## Short task
Copy every record exactly, and keep the pictures out.

Figure record extracts:
***

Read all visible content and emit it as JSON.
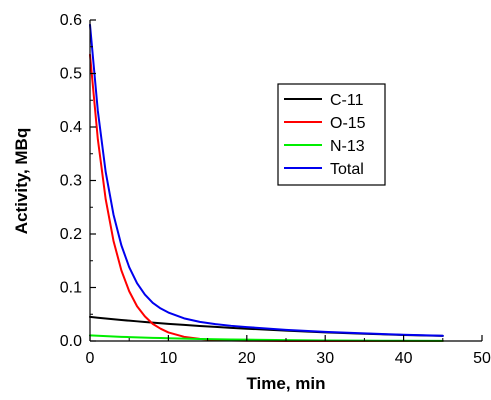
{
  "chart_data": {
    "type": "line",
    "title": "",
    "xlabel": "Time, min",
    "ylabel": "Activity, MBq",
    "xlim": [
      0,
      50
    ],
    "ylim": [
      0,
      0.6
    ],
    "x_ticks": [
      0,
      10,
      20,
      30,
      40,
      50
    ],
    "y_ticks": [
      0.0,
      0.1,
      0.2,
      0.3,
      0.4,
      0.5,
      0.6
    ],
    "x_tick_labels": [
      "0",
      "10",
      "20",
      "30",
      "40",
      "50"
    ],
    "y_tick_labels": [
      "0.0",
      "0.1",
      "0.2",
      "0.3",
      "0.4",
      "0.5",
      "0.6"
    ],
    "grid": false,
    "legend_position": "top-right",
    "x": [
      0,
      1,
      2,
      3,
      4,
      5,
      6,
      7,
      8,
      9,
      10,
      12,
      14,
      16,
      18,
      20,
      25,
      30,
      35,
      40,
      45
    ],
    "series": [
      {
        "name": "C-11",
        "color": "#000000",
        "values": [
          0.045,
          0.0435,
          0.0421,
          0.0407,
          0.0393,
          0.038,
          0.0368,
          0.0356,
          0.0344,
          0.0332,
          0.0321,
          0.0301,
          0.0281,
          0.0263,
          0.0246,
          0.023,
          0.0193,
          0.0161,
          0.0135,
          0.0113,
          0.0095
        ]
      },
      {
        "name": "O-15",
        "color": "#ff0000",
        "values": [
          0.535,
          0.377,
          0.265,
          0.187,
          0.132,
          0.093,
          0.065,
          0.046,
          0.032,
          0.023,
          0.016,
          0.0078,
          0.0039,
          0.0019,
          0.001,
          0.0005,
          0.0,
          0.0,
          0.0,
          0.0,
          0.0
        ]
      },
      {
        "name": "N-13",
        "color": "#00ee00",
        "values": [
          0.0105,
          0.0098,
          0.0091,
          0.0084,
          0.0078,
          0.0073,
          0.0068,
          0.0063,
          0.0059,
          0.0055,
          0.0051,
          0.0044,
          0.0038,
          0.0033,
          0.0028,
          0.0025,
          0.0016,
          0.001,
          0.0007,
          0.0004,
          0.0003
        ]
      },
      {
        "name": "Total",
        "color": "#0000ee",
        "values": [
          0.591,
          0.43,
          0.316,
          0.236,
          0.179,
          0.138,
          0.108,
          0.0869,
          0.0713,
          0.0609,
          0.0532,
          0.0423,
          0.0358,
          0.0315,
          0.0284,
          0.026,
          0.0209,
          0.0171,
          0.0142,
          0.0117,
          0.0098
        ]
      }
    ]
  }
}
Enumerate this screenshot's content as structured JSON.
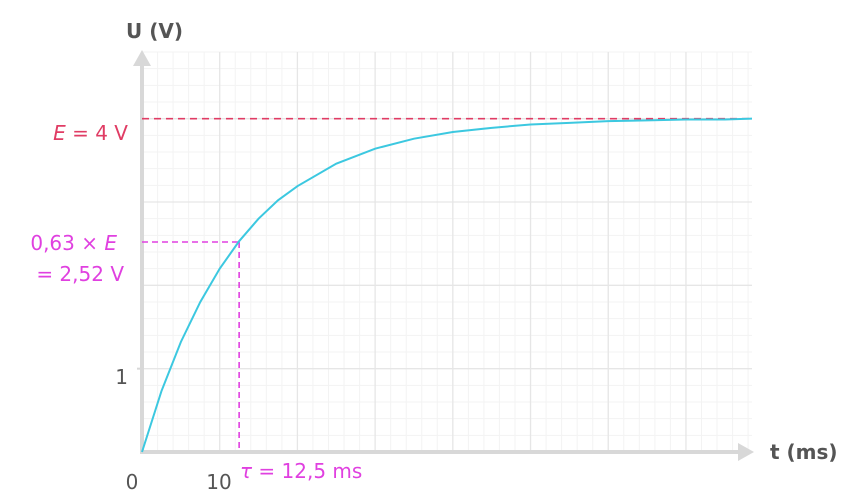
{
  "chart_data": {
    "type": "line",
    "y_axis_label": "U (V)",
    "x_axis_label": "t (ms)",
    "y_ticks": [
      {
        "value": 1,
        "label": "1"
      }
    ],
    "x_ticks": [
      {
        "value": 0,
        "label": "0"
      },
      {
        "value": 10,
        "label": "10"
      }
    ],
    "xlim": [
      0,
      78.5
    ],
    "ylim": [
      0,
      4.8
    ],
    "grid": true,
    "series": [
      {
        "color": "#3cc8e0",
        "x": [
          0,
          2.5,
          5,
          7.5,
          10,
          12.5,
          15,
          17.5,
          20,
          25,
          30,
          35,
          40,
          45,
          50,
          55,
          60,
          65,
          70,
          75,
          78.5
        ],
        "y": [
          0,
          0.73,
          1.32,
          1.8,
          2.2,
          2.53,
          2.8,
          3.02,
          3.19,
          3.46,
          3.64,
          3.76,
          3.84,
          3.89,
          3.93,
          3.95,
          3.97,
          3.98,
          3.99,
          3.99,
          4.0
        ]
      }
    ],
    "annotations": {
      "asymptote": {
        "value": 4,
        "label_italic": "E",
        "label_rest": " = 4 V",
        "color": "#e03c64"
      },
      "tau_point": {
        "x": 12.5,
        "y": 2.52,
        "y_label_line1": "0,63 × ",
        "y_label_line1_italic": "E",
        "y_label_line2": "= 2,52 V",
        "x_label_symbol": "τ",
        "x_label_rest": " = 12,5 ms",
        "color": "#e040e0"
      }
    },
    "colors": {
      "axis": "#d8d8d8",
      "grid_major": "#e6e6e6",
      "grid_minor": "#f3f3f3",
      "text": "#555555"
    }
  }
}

***

## Written answer
Read all visible content and emit it as JSON.
{
  "chart_data": {
    "type": "line",
    "title": "",
    "xlabel": "Time, min",
    "ylabel": "Activity, MBq",
    "xlim": [
      0,
      50
    ],
    "ylim": [
      0,
      0.6
    ],
    "x_ticks": [
      0,
      10,
      20,
      30,
      40,
      50
    ],
    "y_ticks": [
      0.0,
      0.1,
      0.2,
      0.3,
      0.4,
      0.5,
      0.6
    ],
    "x_tick_labels": [
      "0",
      "10",
      "20",
      "30",
      "40",
      "50"
    ],
    "y_tick_labels": [
      "0.0",
      "0.1",
      "0.2",
      "0.3",
      "0.4",
      "0.5",
      "0.6"
    ],
    "grid": false,
    "legend_position": "top-right",
    "x": [
      0,
      1,
      2,
      3,
      4,
      5,
      6,
      7,
      8,
      9,
      10,
      12,
      14,
      16,
      18,
      20,
      25,
      30,
      35,
      40,
      45
    ],
    "series": [
      {
        "name": "C-11",
        "color": "#000000",
        "values": [
          0.045,
          0.0435,
          0.0421,
          0.0407,
          0.0393,
          0.038,
          0.0368,
          0.0356,
          0.0344,
          0.0332,
          0.0321,
          0.0301,
          0.0281,
          0.0263,
          0.0246,
          0.023,
          0.0193,
          0.0161,
          0.0135,
          0.0113,
          0.0095
        ]
      },
      {
        "name": "O-15",
        "color": "#ff0000",
        "values": [
          0.535,
          0.377,
          0.265,
          0.187,
          0.132,
          0.093,
          0.065,
          0.046,
          0.032,
          0.023,
          0.016,
          0.0078,
          0.0039,
          0.0019,
          0.001,
          0.0005,
          0.0,
          0.0,
          0.0,
          0.0,
          0.0
        ]
      },
      {
        "name": "N-13",
        "color": "#00ee00",
        "values": [
          0.0105,
          0.0098,
          0.0091,
          0.0084,
          0.0078,
          0.0073,
          0.0068,
          0.0063,
          0.0059,
          0.0055,
          0.0051,
          0.0044,
          0.0038,
          0.0033,
          0.0028,
          0.0025,
          0.0016,
          0.001,
          0.0007,
          0.0004,
          0.0003
        ]
      },
      {
        "name": "Total",
        "color": "#0000ee",
        "values": [
          0.591,
          0.43,
          0.316,
          0.236,
          0.179,
          0.138,
          0.108,
          0.0869,
          0.0713,
          0.0609,
          0.0532,
          0.0423,
          0.0358,
          0.0315,
          0.0284,
          0.026,
          0.0209,
          0.0171,
          0.0142,
          0.0117,
          0.0098
        ]
      }
    ]
  }
}
Enumerate this screenshot's content as structured JSON.
{
  "chart_data": {
    "type": "line",
    "y_axis_label": "U (V)",
    "x_axis_label": "t (ms)",
    "y_ticks": [
      {
        "value": 1,
        "label": "1"
      }
    ],
    "x_ticks": [
      {
        "value": 0,
        "label": "0"
      },
      {
        "value": 10,
        "label": "10"
      }
    ],
    "xlim": [
      0,
      78.5
    ],
    "ylim": [
      0,
      4.8
    ],
    "grid": true,
    "series": [
      {
        "color": "#3cc8e0",
        "x": [
          0,
          2.5,
          5,
          7.5,
          10,
          12.5,
          15,
          17.5,
          20,
          25,
          30,
          35,
          40,
          45,
          50,
          55,
          60,
          65,
          70,
          75,
          78.5
        ],
        "y": [
          0,
          0.73,
          1.32,
          1.8,
          2.2,
          2.53,
          2.8,
          3.02,
          3.19,
          3.46,
          3.64,
          3.76,
          3.84,
          3.89,
          3.93,
          3.95,
          3.97,
          3.98,
          3.99,
          3.99,
          4.0
        ]
      }
    ],
    "annotations": {
      "asymptote": {
        "value": 4,
        "label_italic": "E",
        "label_rest": " = 4 V",
        "color": "#e03c64"
      },
      "tau_point": {
        "x": 12.5,
        "y": 2.52,
        "y_label_line1": "0,63 × ",
        "y_label_line1_italic": "E",
        "y_label_line2": "= 2,52 V",
        "x_label_symbol": "τ",
        "x_label_rest": " = 12,5 ms",
        "color": "#e040e0"
      }
    },
    "colors": {
      "axis": "#d8d8d8",
      "grid_major": "#e6e6e6",
      "grid_minor": "#f3f3f3",
      "text": "#555555"
    }
  }
}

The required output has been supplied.